(What is asked):
Can you transcribe every line exactly and leave the pictures behind?

(Material):
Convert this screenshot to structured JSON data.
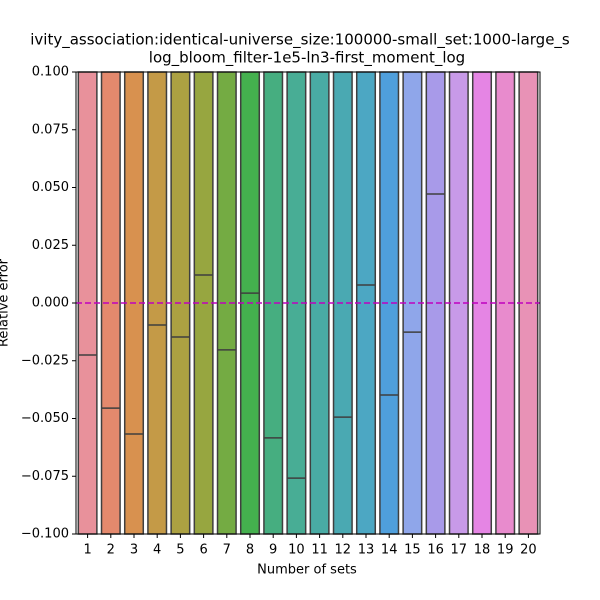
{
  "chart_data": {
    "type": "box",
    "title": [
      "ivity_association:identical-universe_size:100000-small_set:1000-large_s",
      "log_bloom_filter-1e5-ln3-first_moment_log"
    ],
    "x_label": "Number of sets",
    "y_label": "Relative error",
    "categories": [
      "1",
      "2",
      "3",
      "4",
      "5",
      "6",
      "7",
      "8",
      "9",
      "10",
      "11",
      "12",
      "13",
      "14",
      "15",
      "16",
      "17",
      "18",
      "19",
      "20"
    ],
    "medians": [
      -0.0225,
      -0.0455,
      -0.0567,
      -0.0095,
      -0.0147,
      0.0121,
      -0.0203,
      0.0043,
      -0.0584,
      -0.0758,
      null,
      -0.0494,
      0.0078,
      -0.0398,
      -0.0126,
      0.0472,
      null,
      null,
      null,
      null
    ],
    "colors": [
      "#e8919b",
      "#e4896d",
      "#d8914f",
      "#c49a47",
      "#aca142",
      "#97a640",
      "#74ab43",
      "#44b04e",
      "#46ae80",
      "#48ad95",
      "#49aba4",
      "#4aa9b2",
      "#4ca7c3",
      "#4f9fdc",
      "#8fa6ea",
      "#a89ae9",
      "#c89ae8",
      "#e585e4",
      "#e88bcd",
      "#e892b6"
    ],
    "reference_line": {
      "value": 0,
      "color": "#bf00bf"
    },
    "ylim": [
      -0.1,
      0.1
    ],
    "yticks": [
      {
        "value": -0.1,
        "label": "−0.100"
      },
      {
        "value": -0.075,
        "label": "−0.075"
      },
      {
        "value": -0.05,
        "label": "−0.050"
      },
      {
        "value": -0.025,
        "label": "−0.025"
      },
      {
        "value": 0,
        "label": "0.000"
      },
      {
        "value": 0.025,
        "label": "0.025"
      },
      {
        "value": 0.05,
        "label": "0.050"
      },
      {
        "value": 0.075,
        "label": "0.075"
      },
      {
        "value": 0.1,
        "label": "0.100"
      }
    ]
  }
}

(Reply):
Convert this screenshot to structured JSON data.
{
  "chart_data": {
    "type": "box",
    "title": [
      "ivity_association:identical-universe_size:100000-small_set:1000-large_s",
      "log_bloom_filter-1e5-ln3-first_moment_log"
    ],
    "x_label": "Number of sets",
    "y_label": "Relative error",
    "categories": [
      "1",
      "2",
      "3",
      "4",
      "5",
      "6",
      "7",
      "8",
      "9",
      "10",
      "11",
      "12",
      "13",
      "14",
      "15",
      "16",
      "17",
      "18",
      "19",
      "20"
    ],
    "medians": [
      -0.0225,
      -0.0455,
      -0.0567,
      -0.0095,
      -0.0147,
      0.0121,
      -0.0203,
      0.0043,
      -0.0584,
      -0.0758,
      null,
      -0.0494,
      0.0078,
      -0.0398,
      -0.0126,
      0.0472,
      null,
      null,
      null,
      null
    ],
    "colors": [
      "#e8919b",
      "#e4896d",
      "#d8914f",
      "#c49a47",
      "#aca142",
      "#97a640",
      "#74ab43",
      "#44b04e",
      "#46ae80",
      "#48ad95",
      "#49aba4",
      "#4aa9b2",
      "#4ca7c3",
      "#4f9fdc",
      "#8fa6ea",
      "#a89ae9",
      "#c89ae8",
      "#e585e4",
      "#e88bcd",
      "#e892b6"
    ],
    "reference_line": {
      "value": 0,
      "color": "#bf00bf"
    },
    "ylim": [
      -0.1,
      0.1
    ],
    "yticks": [
      {
        "value": -0.1,
        "label": "−0.100"
      },
      {
        "value": -0.075,
        "label": "−0.075"
      },
      {
        "value": -0.05,
        "label": "−0.050"
      },
      {
        "value": -0.025,
        "label": "−0.025"
      },
      {
        "value": 0,
        "label": "0.000"
      },
      {
        "value": 0.025,
        "label": "0.025"
      },
      {
        "value": 0.05,
        "label": "0.050"
      },
      {
        "value": 0.075,
        "label": "0.075"
      },
      {
        "value": 0.1,
        "label": "0.100"
      }
    ]
  }
}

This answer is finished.